> **Exercise tasks**
1. Print the part of the blog excerpt below that opens with the words containing "Why, oh, why" and closes with "mall. Sounded good.".
2. According to the blog excerpt below, how much must the next person to give Cara or Ryan anything before their spring birthdays put into savings?

> **Text passage**
::::
So, I made an agreement with the big guy (actually, it was just a stipulation of marriage)--the next person to give Cara or Ryan ANYthing before their birthdays this spring has to put $100 into savings. We need to punish ourselves. It's the only way to stop the insanity. You can't keep up with the stuff if it just keeps coming in.

Which led me to the realization that all housekeeping should be as easy as TiVo housekeeping. With TiVo, when the recorded shows pile up, you scroll through, decide if you want to keep or delete them, press a button--badabing, badaboom, done. I feel like "Bewitched." No tapes or DVDs to organize. No piles of stuff to move around.

I need TiVo cleaning for every room in my house. It could pop up a list of stuff in Cara's room: I could scroll through and click what to keep, what to delete, what to put in the closet, a drawer. Click, click, done.

Why, oh, why is this not available?? TiVo, WHY DO YOU TAUNT ME?!?

--Catherine Schetting Salfino

Monday, January 10, 2005

The case of the missing gift cards

A year or so ago, a friend from high school told me how annoying it was when his older girl, who was 9 or 10 at the time, would roll her eyes and/or back talk. I, in a rare Mary Poppins moment, told him that "That's just girls. It's what we women do." Cut to yesterday. When my brain was actually undergoing a mental meteor shower after Cara rolled her eyes and started with the snarky comments for the billionth time in one weekend. Did Mary Poppins ever threaten to wash any kids' mouths out using a foaming soap dispenser?

Mike --the ole' softy-- told me to put the dispenser down. Foaming soap is not the answer. He said he'd give me a Sunday morning to myself while he took the kids to the mall. Sounded good.

Cut to 20 minutes later. He couldn't find the Gap gift cards he'd had in his hands two days prior. Gift cards from MY family. One of which my own mother had lost before she even gave it. And told us the story of how she had to have the original gift cards cancelled so she could re-order new ones. THIS was one of the cards Mike couldn't find. I think retailers rely on this kind of insanity to boost their earnings.
::::
> **Dataset excerpts**

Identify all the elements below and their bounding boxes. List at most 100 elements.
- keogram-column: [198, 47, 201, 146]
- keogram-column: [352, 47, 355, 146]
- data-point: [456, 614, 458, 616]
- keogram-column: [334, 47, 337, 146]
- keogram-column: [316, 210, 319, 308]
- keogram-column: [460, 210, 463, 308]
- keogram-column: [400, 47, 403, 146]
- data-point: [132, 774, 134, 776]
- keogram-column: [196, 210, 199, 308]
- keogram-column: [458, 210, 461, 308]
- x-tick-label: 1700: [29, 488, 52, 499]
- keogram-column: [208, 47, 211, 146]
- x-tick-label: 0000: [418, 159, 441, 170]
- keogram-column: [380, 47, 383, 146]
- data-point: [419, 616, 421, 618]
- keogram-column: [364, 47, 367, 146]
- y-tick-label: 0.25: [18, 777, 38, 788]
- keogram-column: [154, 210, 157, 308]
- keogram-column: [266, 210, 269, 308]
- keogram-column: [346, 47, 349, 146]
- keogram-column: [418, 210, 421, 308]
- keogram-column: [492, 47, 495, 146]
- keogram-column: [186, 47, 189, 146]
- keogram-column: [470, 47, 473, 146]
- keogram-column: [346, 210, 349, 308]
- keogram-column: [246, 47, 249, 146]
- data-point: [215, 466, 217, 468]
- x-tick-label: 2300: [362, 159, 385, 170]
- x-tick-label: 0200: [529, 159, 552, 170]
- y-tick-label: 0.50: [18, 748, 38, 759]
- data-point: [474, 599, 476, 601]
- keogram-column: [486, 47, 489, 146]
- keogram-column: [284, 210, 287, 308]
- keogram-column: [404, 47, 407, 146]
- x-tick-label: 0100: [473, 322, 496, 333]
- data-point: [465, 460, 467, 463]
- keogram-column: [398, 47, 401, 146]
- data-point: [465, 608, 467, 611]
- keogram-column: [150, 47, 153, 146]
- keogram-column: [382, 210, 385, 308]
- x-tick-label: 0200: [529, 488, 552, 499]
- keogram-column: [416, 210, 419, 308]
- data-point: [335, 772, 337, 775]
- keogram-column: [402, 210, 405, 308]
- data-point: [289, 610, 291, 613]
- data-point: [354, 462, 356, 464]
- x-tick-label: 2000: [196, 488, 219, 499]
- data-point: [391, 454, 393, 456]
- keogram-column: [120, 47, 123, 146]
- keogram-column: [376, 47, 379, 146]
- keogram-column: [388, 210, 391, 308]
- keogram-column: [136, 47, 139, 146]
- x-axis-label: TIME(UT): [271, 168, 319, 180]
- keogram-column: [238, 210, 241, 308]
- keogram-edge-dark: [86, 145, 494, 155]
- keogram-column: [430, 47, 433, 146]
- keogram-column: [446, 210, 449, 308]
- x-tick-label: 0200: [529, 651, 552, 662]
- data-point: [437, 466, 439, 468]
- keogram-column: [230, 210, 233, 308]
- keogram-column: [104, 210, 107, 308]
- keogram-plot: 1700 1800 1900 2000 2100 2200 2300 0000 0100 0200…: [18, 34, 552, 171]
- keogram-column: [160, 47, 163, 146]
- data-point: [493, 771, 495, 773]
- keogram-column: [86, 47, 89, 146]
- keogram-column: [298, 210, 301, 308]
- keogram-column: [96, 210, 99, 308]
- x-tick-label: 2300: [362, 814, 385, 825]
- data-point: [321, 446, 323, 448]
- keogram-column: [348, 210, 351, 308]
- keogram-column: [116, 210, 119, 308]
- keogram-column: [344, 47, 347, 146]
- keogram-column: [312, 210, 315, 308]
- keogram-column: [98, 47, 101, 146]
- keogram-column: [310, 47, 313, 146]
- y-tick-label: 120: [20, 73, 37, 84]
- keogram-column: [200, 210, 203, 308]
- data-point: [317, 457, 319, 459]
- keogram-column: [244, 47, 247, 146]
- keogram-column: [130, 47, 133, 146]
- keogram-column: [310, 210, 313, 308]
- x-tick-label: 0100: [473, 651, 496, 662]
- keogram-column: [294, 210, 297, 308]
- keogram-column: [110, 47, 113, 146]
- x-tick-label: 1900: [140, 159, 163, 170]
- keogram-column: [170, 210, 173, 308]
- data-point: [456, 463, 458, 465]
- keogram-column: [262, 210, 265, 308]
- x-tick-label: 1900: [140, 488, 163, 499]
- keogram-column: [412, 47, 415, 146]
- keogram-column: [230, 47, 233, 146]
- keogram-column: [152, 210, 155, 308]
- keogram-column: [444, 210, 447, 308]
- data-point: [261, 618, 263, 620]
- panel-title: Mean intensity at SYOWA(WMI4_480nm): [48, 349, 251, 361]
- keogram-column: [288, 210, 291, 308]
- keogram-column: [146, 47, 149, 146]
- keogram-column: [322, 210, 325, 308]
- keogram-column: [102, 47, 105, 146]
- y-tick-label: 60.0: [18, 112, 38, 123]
::::
> **Answers to the tasks**
1.
Why, oh, why is this not available?? TiVo, WHY DO YOU TAUNT ME?!?

--Catherine Schetting Salfino

Monday, January 10, 2005

The case of the missing gift cards

A year or so ago, a friend from high school told me how annoying it was when his older girl, who was 9 or 10 at the time, would roll her eyes and/or back talk. I, in a rare Mary Poppins moment, told him that "That's just girls. It's what we women do." Cut to yesterday. When my brain was actually undergoing a mental meteor shower after Cara rolled her eyes and started with the snarky comments for the billionth time in one weekend. Did Mary Poppins ever threaten to wash any kids' mouths out using a foaming soap dispenser?

Mike --the ole' softy-- told me to put the dispenser down. Foaming soap is not the answer. He said he'd give me a Sunday morning to myself while he took the kids to the mall. Sounded good.

2. $100